╭─ Data provided

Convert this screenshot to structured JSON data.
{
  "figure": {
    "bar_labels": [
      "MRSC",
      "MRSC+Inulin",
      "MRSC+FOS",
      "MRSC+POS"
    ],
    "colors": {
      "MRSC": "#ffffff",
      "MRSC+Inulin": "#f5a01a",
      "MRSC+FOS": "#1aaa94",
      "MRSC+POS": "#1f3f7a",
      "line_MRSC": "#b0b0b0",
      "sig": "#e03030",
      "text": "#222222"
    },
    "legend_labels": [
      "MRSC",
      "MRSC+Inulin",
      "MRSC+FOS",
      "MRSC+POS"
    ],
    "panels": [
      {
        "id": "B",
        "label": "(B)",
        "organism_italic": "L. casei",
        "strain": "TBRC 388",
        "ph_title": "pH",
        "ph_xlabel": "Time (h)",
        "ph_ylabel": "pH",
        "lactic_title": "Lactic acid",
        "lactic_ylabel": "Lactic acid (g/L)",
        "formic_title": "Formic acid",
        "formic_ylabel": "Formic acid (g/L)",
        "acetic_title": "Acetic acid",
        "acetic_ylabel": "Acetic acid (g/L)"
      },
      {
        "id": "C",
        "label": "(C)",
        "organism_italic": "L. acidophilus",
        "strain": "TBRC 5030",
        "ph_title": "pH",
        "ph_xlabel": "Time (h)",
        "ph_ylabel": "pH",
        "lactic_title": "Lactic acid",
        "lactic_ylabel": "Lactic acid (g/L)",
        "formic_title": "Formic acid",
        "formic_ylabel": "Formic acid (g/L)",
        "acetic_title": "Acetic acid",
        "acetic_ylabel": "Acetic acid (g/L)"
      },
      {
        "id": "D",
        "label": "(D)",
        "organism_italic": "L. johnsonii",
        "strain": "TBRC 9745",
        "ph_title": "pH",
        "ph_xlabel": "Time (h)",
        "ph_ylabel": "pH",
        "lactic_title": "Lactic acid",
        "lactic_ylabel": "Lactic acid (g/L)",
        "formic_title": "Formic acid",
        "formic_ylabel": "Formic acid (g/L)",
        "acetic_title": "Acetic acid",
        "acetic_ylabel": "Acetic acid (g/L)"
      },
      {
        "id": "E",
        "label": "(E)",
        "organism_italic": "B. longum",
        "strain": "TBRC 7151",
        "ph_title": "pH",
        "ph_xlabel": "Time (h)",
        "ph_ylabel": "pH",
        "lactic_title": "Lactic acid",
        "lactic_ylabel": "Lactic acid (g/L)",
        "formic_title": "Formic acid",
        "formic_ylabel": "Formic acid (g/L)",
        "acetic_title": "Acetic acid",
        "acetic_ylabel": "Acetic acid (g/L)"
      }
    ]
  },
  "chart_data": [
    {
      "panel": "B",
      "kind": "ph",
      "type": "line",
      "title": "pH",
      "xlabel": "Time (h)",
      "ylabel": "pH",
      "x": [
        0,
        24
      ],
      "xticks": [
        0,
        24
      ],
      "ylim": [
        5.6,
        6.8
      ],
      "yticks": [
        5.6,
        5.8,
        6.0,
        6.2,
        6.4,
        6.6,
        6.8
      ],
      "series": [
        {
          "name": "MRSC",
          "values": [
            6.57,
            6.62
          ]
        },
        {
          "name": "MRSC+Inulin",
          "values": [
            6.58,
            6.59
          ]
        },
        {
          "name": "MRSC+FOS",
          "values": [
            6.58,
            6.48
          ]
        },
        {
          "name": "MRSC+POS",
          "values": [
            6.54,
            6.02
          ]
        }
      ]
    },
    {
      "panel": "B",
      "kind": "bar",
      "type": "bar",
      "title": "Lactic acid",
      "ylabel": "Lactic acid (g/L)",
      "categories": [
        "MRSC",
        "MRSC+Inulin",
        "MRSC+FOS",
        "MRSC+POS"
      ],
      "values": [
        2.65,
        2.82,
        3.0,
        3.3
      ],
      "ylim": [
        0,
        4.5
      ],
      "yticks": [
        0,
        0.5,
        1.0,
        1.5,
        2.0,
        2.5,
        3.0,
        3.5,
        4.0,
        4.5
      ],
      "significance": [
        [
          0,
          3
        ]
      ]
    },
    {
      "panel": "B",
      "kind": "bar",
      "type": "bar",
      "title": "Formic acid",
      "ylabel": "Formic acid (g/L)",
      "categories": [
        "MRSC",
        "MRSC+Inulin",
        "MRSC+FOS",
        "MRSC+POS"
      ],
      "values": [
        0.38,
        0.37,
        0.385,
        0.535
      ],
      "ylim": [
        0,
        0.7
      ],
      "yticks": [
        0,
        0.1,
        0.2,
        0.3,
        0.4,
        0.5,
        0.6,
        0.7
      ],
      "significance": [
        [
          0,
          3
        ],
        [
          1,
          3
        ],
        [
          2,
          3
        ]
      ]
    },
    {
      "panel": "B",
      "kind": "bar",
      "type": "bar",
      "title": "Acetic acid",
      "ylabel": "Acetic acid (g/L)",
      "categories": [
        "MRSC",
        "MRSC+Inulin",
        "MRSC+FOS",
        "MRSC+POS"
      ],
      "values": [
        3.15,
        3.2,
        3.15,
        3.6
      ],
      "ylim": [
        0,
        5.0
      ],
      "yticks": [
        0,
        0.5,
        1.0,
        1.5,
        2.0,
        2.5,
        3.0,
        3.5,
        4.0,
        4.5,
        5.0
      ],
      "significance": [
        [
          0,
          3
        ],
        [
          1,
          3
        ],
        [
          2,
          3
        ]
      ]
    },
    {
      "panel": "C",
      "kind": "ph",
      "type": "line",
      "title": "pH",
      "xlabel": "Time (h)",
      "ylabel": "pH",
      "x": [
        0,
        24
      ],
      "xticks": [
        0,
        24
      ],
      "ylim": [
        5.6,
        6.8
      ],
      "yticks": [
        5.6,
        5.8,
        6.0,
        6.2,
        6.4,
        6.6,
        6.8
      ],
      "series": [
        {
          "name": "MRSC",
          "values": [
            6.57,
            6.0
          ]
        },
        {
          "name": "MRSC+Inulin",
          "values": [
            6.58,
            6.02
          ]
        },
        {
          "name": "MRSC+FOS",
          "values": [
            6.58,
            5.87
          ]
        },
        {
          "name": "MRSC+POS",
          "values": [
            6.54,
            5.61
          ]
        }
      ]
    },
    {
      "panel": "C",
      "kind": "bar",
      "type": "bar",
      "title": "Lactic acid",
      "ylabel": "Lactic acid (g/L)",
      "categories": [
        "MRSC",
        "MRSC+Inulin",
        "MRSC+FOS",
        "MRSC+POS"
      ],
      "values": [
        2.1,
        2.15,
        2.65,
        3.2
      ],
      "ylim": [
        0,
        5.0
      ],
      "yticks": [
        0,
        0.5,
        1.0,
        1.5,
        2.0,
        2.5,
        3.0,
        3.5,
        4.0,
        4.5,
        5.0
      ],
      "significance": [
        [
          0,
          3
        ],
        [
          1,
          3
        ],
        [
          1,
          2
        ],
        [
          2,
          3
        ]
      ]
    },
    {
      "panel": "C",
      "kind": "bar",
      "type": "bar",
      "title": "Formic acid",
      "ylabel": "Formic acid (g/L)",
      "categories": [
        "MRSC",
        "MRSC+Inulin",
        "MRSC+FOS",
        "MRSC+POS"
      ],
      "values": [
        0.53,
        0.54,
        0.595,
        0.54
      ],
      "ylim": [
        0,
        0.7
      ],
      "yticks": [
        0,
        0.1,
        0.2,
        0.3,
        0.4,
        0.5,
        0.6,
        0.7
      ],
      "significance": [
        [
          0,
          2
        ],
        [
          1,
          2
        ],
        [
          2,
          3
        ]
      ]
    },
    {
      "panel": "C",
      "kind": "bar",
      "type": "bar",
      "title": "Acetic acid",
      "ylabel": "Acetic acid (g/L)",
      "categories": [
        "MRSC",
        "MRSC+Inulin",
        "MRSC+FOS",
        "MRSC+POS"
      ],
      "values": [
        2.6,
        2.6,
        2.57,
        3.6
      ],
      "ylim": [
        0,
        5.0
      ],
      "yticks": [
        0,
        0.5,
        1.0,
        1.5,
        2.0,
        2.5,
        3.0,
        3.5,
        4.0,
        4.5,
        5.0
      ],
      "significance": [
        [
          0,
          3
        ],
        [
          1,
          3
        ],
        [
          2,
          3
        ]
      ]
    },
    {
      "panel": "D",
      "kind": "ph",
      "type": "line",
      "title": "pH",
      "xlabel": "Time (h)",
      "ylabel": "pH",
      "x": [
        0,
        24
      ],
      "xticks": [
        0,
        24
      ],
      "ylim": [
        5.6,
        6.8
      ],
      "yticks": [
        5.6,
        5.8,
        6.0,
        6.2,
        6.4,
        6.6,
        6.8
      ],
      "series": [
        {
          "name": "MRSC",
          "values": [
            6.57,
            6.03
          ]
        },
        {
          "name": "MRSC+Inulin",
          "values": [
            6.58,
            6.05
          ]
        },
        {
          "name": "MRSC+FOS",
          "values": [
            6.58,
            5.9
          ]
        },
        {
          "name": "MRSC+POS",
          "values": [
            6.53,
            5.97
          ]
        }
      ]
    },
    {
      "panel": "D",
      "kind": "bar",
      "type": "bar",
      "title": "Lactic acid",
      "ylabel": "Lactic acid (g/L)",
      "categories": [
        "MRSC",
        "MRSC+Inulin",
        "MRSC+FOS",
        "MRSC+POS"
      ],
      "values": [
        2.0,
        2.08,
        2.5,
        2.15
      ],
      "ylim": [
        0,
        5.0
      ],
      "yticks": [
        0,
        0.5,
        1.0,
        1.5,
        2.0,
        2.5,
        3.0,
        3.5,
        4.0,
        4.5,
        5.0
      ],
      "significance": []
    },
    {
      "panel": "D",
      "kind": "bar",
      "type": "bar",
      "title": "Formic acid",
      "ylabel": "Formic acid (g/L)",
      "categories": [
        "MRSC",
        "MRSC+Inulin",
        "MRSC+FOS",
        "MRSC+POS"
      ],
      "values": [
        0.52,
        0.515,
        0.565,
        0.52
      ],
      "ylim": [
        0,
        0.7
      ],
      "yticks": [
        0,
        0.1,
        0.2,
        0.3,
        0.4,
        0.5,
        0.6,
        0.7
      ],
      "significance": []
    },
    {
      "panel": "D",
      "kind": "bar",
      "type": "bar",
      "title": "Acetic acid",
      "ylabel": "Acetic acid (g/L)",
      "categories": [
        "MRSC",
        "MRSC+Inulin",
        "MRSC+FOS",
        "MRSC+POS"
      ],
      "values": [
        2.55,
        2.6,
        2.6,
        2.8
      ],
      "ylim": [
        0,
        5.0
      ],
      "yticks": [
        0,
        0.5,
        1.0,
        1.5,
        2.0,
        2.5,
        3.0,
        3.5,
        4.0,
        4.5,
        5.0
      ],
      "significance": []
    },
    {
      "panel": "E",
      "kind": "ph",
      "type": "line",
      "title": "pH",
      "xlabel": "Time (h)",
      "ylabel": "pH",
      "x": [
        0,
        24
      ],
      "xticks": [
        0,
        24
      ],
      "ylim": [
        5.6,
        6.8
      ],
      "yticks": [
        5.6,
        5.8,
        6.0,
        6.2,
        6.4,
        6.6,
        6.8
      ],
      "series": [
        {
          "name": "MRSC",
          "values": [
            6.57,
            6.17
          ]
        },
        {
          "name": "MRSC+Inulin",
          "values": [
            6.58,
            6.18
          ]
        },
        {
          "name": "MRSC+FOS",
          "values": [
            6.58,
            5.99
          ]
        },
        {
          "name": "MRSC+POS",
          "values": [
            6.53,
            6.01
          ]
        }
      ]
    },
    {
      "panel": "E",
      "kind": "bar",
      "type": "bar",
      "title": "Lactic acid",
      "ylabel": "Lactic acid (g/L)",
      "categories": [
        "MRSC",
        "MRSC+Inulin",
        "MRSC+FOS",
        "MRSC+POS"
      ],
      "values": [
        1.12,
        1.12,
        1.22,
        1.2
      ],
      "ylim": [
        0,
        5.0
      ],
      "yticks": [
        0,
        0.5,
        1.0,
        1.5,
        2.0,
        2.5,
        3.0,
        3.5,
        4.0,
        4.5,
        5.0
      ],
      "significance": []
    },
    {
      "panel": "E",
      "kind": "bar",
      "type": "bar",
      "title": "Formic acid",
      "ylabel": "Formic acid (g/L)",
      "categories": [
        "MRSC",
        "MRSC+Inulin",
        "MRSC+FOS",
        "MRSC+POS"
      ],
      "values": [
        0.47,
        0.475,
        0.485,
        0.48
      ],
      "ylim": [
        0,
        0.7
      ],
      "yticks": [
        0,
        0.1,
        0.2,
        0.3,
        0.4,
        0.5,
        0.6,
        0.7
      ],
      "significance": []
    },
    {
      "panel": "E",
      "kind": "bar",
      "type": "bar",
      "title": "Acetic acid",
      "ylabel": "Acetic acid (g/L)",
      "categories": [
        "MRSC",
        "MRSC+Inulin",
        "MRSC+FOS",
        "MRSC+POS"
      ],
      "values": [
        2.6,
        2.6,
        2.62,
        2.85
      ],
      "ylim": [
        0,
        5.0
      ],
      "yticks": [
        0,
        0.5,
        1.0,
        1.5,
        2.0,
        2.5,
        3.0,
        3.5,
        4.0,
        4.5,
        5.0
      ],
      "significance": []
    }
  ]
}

╰─

_Task to carry out_. Show all lines from the listing above in which "strain" appears.

_Solution to the problem_.
        "strain": "TBRC 388",
        "strain": "TBRC 5030",
        "strain": "TBRC 9745",
        "strain": "TBRC 7151",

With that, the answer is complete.